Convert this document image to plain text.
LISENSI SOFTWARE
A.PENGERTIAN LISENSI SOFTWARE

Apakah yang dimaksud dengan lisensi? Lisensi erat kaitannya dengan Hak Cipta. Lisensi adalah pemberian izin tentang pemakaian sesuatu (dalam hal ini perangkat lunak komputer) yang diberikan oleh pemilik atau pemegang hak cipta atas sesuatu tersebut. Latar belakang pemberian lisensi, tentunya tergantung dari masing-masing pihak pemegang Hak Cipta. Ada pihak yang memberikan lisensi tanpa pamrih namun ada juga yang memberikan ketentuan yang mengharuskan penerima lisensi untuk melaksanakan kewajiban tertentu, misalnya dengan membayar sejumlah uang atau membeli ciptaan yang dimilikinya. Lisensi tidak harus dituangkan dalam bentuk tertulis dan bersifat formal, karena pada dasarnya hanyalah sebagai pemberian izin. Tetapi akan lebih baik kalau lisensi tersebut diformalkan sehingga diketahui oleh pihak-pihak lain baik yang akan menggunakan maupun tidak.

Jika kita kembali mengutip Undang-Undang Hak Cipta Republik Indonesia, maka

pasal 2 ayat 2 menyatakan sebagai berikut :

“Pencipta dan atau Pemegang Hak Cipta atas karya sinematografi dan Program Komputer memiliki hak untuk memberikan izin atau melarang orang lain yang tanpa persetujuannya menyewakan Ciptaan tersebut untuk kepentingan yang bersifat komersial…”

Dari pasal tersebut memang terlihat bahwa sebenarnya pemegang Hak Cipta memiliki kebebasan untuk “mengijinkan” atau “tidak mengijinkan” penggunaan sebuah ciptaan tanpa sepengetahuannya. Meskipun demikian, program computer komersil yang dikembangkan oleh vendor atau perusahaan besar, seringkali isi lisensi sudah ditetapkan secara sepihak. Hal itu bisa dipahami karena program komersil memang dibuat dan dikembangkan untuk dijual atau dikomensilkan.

++++++++

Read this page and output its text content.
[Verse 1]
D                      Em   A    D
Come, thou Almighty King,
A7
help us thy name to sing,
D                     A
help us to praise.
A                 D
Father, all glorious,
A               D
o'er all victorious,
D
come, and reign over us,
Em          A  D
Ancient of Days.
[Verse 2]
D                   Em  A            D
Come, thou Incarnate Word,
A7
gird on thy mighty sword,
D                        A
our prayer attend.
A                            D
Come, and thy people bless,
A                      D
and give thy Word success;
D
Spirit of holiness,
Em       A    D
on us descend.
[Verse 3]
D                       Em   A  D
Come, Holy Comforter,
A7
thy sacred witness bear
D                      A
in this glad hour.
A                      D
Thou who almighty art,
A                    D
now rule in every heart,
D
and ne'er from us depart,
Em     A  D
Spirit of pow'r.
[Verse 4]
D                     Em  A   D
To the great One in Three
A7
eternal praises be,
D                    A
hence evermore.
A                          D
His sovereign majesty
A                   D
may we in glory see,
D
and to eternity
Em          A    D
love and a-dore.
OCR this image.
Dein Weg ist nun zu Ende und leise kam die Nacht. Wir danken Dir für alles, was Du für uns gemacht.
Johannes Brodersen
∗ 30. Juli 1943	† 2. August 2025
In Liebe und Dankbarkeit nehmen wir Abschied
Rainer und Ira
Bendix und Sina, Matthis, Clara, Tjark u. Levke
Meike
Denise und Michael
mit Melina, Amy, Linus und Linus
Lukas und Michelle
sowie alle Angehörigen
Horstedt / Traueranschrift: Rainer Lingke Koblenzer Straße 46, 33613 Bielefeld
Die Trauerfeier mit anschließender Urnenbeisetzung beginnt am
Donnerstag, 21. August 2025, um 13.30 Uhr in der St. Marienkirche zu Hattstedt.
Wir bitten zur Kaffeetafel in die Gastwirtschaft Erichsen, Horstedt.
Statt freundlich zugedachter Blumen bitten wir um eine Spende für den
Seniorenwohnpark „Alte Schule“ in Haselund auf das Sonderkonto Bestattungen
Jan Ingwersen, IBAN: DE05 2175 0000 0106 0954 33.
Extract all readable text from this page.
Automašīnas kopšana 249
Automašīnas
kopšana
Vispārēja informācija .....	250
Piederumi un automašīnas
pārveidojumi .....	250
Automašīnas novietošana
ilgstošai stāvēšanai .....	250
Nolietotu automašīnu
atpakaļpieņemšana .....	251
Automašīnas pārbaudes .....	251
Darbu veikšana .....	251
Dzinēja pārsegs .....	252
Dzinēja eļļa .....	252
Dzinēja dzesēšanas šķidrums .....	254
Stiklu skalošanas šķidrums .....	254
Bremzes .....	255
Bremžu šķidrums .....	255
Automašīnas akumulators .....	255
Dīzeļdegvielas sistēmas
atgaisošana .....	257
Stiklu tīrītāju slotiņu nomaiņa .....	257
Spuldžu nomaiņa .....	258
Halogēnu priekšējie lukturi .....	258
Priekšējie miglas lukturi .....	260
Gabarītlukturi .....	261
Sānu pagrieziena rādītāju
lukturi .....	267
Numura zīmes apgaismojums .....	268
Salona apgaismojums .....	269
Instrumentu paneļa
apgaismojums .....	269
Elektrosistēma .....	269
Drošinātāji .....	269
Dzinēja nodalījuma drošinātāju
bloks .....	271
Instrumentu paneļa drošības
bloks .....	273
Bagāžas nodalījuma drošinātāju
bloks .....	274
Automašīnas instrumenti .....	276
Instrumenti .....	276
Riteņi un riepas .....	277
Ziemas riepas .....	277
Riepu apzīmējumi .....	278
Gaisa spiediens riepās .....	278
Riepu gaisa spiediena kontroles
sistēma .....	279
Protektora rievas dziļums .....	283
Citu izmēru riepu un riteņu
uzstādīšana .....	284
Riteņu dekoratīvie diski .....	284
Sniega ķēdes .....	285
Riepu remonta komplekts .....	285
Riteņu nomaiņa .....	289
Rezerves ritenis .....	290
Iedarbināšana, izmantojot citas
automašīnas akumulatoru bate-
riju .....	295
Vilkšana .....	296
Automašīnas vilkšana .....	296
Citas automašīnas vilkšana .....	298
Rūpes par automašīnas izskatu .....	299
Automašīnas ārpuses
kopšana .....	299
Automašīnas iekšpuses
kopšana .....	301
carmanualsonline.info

++++++++

DIRECTION:
Every line in the data that holds "text" should be copied out.

EXERCISE RESPONSE:
Convert this document image to plain text.
Read this page and output its text content.
Extract all readable text from this page.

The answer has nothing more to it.